Copy each line that has the string "курса" somewhere in it.
=-=-=-=-=
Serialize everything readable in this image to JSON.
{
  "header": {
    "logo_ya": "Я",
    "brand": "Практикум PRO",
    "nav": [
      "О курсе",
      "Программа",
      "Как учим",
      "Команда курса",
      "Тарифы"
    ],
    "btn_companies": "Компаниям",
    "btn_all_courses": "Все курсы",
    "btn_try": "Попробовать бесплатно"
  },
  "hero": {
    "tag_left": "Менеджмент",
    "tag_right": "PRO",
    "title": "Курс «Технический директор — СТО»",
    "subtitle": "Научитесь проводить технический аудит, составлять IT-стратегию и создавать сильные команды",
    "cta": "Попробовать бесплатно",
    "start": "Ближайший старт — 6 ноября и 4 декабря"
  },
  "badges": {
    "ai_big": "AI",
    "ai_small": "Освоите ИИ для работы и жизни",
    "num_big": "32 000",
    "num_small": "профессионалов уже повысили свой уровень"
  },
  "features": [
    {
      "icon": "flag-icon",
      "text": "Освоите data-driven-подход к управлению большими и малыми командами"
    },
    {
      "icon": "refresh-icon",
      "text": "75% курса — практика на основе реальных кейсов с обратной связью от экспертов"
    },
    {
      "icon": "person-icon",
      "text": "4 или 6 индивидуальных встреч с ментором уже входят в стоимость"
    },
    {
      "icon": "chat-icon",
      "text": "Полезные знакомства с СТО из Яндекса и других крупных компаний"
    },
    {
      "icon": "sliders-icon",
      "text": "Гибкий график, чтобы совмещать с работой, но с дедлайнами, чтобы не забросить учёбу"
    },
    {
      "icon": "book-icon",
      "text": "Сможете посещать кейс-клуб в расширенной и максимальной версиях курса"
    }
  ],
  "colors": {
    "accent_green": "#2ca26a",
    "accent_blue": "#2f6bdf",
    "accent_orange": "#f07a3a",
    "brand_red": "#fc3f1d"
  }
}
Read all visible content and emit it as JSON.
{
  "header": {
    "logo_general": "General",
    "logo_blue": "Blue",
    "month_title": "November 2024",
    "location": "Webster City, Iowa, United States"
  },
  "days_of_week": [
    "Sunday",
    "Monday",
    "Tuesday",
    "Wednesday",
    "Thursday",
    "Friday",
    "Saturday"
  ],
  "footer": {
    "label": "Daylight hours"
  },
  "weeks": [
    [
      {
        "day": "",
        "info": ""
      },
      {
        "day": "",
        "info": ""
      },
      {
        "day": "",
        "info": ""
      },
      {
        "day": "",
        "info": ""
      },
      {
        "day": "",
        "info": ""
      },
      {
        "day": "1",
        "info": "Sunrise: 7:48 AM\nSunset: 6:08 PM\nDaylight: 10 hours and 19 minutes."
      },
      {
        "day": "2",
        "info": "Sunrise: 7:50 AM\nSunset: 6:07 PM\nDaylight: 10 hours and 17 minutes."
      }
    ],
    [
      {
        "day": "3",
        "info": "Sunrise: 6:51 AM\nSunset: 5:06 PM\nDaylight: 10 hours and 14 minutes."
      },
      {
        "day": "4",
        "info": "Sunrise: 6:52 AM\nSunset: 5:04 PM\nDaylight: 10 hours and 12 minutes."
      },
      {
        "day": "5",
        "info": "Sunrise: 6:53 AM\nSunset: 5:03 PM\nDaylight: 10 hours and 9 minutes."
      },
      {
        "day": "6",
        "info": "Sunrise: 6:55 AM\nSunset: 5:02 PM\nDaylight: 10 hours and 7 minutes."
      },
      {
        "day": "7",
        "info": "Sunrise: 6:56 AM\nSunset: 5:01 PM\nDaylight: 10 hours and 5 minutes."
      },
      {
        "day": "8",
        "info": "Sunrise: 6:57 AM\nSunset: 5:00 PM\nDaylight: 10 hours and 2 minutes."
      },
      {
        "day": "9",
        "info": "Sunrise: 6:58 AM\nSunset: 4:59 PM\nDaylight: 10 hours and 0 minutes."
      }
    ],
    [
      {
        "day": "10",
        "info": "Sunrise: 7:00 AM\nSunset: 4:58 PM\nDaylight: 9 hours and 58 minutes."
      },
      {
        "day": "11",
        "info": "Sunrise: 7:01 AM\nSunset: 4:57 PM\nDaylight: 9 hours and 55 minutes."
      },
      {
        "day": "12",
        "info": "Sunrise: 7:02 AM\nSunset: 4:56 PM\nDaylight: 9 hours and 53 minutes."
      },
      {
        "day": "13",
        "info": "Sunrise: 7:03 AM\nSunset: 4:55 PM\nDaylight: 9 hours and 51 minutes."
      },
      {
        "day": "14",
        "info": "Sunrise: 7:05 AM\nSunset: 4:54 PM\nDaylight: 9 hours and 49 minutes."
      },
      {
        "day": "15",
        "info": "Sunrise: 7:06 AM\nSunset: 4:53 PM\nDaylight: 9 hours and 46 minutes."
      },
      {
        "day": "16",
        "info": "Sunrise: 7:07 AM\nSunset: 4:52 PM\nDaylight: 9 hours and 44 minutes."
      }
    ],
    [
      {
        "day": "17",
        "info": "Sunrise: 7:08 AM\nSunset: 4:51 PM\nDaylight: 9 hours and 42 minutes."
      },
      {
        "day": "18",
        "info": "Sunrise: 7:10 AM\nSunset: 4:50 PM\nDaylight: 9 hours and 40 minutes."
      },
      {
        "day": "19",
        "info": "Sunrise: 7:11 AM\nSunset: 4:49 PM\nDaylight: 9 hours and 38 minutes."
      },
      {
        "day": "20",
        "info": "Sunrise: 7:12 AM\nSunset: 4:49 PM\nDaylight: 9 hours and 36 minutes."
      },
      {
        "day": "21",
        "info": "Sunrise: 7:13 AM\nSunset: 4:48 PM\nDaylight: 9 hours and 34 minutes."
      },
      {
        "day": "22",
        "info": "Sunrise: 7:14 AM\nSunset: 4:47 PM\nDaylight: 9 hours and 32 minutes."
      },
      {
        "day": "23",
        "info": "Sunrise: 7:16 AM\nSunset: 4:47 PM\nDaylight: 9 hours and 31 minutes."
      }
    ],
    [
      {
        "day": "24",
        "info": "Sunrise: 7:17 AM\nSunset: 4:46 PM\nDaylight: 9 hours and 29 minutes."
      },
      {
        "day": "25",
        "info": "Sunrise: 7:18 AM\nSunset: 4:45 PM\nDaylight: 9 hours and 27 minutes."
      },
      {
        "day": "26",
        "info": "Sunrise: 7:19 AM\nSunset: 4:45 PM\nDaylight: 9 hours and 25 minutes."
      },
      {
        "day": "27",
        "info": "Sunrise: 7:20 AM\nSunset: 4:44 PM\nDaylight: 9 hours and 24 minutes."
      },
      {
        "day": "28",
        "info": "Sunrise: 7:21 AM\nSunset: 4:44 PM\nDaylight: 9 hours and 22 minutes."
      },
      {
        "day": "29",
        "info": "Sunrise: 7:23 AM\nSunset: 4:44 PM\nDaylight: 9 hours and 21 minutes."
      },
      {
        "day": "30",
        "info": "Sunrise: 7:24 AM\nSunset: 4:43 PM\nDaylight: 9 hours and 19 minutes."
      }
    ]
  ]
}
=-=-=-=-=
- _Written solution_
      "Команда курса",
      "text": "75% курса — практика на основе реальных кейсов с обратной связью от экспертов"
      "text": "Сможете посещать кейс-клуб в расширенной и максимальной версиях курса"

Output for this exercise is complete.